Source document =
-- begin --

Monday, January 23, 2012

Caldeoctt Voting and Newbery Club Reflections

This morning, as they are announcing the Caldecott and Newbery Awards at ALA Midwinter. As much as I would LOVE to be at the Youth Media Awards announcements, I won't be there.  But we will be having our own fun as our school's Newbery Club will be enjoying donuts while we watch the live webcast.  We are all excited to see which book will win the award and I am sure the follow-up conversations will be amazing.

As a school, we spent this week looking at many of the Caldecott contenders.  All students in grades 1-5 voted and here are our results:

Mock  Caldecott Winner:
Wonderstruck by Brian Selznick

Mock Caldecott Honors:

Bone Dog by Eric Rohmann
I Want My Hat Back by Jon Klassen
Where's Walrus by Stephen Savage



Our  Riverside Mock Newbery Club has been meeting for a year. This week, the kids voted from the short list we had created.  The winner of our vote was:  INSIDE OUT AND BACK AGAIN by Thanhha Lai.

Riverside's Mock Newbery Honors:
BIGGER THAN A BREADBOX by Laurel Snyder
HIDDEN by Helen Frost.

My reason for starting the Newbery Club at our school was to build a group of older readers who had stamina to read really great books.  I had noticed that other than THE LIGHTNING THIEF, CITY OF EMBER and a few other titles, many our older kids needed a push to expand their lives as readers. Our kids are readers. The teachers run amazing Reading Workshops and I felt like I could support the work they were doing by supporting great book choice with a group of kids that was interested.

Our club has about 25ish members.  We meet on Mondays and we average about twice a month.  The members are all 5th graders and we started meeting a year ago--in January of 2011. They were 4th graders at the time and we continued the group in the fall as 5th graders (with a few new members:-)  It has been a pretty simple club.  Kids come in, eat lunch in the library and chat about books. Or they chatted about 5th grade stuff and then moved onto books. My plan was to have a more structured club and months where we were all reading the same book, etc.  But it didn't turn out that way.

-- end --

Source data =
-- begin --

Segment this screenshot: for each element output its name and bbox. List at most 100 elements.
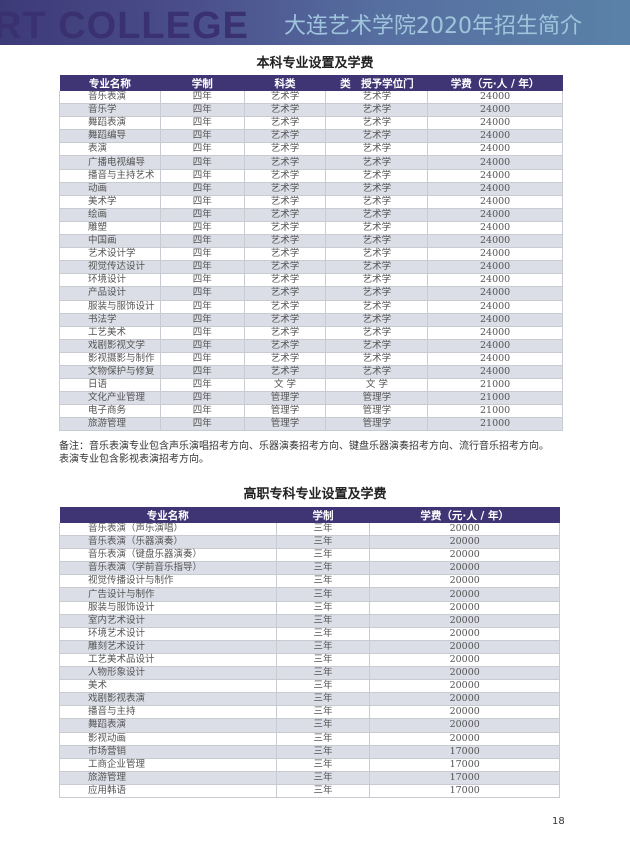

-- end --

Challenge =
Duplicate the whole blog post about the mock Caldecott and Newbery votes word for word. The lines here come from a separate source.

Task output =
Monday, January 23, 2012

Caldeoctt Voting and Newbery Club Reflections

This morning, as they are announcing the Caldecott and Newbery Awards at ALA Midwinter. As much as I would LOVE to be at the Youth Media Awards announcements, I won't be there.  But we will be having our own fun as our school's Newbery Club will be enjoying donuts while we watch the live webcast.  We are all excited to see which book will win the award and I am sure the follow-up conversations will be amazing.

As a school, we spent this week looking at many of the Caldecott contenders.  All students in grades 1-5 voted and here are our results:

Mock  Caldecott Winner:
Wonderstruck by Brian Selznick

Mock Caldecott Honors:

Bone Dog by Eric Rohmann
I Want My Hat Back by Jon Klassen
Where's Walrus by Stephen Savage



Our  Riverside Mock Newbery Club has been meeting for a year. This week, the kids voted from the short list we had created.  The winner of our vote was:  INSIDE OUT AND BACK AGAIN by Thanhha Lai.

Riverside's Mock Newbery Honors:
BIGGER THAN A BREADBOX by Laurel Snyder
HIDDEN by Helen Frost.

My reason for starting the Newbery Club at our school was to build a group of older readers who had stamina to read really great books.  I had noticed that other than THE LIGHTNING THIEF, CITY OF EMBER and a few other titles, many our older kids needed a push to expand their lives as readers. Our kids are readers. The teachers run amazing Reading Workshops and I felt like I could support the work they were doing by supporting great book choice with a group of kids that was interested.

Our club has about 25ish members.  We meet on Mondays and we average about twice a month.  The members are all 5th graders and we started meeting a year ago--in January of 2011. They were 4th graders at the time and we continued the group in the fall as 5th graders (with a few new members:-)  It has been a pretty simple club.  Kids come in, eat lunch in the library and chat about books. Or they chatted about 5th grade stuff and then moved onto books. My plan was to have a more structured club and months where we were all reading the same book, etc.  But it didn't turn out that way.